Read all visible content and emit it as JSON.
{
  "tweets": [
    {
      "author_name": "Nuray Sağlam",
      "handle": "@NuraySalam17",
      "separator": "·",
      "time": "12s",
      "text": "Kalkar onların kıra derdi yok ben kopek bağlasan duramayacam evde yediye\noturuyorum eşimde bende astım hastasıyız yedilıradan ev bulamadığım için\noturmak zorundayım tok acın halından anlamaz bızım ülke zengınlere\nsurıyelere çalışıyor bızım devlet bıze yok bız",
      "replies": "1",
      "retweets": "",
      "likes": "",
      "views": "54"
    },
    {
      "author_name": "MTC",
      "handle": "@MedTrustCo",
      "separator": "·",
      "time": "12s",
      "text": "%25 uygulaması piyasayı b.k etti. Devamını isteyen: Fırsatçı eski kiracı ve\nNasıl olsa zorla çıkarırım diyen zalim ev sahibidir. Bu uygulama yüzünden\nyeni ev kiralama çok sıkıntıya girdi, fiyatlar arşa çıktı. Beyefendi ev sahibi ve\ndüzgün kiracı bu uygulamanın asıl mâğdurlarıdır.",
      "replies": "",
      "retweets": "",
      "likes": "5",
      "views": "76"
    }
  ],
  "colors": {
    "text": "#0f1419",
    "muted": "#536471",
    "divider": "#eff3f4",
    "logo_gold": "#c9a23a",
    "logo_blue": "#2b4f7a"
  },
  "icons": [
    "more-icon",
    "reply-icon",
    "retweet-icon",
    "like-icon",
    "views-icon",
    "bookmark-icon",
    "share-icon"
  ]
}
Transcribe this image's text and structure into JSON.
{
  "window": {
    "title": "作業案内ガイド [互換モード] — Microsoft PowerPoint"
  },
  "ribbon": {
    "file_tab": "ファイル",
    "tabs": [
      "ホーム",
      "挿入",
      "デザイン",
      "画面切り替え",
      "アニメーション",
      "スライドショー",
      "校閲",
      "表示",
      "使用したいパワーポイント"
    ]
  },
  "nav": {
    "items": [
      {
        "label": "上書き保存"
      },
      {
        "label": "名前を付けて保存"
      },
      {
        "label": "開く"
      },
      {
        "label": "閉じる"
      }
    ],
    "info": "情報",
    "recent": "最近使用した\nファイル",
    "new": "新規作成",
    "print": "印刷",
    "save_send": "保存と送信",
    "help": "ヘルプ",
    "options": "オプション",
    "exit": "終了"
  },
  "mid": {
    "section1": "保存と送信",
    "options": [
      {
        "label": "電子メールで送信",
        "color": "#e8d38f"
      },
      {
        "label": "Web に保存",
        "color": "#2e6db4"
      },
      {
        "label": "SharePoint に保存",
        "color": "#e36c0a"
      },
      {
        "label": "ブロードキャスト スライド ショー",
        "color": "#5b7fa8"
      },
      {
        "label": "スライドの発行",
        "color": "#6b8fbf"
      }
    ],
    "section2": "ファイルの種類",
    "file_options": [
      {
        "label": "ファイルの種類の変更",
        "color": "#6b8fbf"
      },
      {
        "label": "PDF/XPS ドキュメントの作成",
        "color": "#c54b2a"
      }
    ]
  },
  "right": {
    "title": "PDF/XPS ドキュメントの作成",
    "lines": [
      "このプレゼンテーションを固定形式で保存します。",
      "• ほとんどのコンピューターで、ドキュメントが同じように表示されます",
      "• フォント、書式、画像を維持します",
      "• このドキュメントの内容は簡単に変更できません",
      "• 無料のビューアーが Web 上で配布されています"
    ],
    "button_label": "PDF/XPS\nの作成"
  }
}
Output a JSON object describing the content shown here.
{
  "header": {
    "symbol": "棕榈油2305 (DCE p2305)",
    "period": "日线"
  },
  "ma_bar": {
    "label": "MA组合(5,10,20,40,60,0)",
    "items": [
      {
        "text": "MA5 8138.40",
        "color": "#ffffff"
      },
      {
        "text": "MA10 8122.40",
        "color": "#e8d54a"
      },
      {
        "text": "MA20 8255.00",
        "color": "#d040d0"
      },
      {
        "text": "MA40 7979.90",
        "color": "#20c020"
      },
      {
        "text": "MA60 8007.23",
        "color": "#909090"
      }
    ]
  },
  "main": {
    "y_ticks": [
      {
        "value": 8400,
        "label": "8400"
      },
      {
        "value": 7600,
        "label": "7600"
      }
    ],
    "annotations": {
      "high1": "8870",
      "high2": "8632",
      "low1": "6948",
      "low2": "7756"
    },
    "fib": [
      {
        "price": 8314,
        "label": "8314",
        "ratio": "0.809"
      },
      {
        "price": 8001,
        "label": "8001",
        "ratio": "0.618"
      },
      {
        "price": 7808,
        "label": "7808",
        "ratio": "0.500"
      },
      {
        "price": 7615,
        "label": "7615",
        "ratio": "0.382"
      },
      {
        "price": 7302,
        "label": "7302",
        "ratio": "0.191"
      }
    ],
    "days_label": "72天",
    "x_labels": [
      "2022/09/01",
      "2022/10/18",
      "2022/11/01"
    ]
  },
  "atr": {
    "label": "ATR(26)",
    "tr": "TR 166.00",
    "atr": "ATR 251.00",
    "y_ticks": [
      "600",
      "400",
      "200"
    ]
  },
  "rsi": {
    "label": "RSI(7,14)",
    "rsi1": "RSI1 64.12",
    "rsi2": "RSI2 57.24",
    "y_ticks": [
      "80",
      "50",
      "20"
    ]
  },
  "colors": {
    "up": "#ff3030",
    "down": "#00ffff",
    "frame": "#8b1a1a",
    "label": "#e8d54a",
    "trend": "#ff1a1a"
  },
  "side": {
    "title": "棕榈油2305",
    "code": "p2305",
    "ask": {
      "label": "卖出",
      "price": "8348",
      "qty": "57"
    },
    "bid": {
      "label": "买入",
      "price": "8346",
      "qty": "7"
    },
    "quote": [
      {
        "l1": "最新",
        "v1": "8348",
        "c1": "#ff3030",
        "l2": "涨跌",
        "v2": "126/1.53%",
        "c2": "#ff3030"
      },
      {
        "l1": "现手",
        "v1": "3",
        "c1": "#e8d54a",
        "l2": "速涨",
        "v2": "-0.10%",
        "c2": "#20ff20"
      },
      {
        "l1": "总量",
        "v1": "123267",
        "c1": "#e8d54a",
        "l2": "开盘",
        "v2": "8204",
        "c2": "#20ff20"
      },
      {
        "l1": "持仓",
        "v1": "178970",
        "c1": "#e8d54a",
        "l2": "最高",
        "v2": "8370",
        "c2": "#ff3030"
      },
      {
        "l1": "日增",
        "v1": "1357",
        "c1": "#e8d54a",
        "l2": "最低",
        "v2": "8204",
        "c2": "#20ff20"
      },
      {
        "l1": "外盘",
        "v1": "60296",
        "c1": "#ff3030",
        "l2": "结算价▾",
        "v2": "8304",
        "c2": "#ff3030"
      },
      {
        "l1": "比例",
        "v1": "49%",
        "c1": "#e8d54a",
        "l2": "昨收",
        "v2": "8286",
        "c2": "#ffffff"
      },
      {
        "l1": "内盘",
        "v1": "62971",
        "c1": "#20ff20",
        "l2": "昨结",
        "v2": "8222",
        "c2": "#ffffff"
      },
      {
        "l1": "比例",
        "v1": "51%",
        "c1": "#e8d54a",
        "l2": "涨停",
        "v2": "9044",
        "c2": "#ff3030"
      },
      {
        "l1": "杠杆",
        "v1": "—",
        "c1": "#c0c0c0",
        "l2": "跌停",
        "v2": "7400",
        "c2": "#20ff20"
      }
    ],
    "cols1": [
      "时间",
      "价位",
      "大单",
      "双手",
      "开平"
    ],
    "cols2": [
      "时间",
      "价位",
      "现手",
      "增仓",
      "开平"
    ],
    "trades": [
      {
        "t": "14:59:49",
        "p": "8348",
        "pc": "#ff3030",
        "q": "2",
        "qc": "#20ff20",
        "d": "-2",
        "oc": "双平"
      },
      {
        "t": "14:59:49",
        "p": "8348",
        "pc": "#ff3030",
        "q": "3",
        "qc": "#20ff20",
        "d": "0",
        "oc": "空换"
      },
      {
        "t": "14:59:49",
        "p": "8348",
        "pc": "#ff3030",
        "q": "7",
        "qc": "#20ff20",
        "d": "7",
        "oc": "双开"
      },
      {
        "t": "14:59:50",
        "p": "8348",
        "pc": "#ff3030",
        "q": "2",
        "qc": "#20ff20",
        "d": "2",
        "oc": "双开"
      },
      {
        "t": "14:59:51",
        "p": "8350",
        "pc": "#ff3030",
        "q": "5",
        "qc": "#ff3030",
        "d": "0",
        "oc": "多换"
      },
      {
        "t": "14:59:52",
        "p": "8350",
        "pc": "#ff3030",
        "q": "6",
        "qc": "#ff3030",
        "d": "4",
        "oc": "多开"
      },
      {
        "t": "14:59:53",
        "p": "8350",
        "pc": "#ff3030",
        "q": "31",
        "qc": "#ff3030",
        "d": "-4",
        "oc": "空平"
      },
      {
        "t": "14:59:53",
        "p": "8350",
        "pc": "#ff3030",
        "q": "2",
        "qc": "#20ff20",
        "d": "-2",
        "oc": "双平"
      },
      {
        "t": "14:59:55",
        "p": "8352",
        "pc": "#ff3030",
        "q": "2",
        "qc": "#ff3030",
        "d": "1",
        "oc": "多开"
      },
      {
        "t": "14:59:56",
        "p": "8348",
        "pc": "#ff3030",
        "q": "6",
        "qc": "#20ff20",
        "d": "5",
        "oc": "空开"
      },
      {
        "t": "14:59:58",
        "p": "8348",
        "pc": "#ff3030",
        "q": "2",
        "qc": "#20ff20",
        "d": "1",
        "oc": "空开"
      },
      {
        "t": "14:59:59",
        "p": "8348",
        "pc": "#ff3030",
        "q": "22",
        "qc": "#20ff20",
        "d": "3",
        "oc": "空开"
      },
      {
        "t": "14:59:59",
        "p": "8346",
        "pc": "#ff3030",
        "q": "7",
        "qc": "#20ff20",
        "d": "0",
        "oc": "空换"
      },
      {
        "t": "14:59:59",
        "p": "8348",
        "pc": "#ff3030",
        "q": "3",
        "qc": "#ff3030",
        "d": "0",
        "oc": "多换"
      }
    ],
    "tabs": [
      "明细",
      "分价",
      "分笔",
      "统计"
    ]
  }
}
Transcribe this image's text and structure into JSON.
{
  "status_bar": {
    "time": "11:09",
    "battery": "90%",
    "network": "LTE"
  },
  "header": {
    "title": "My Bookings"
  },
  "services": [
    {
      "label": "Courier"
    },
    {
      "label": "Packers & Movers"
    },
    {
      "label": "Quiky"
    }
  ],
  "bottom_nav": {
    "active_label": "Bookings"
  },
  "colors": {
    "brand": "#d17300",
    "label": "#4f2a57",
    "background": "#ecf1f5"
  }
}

* * *

WHAT THE EXERCISE ASKS
Scan the material above for the string "JSON" and report each line where you find it.

SOLUTION TO THE EXERCISE
Read all visible content and emit it as JSON.
Transcribe this image's text and structure into JSON.
Output a JSON object describing the content shown here.
Transcribe this image's text and structure into JSON.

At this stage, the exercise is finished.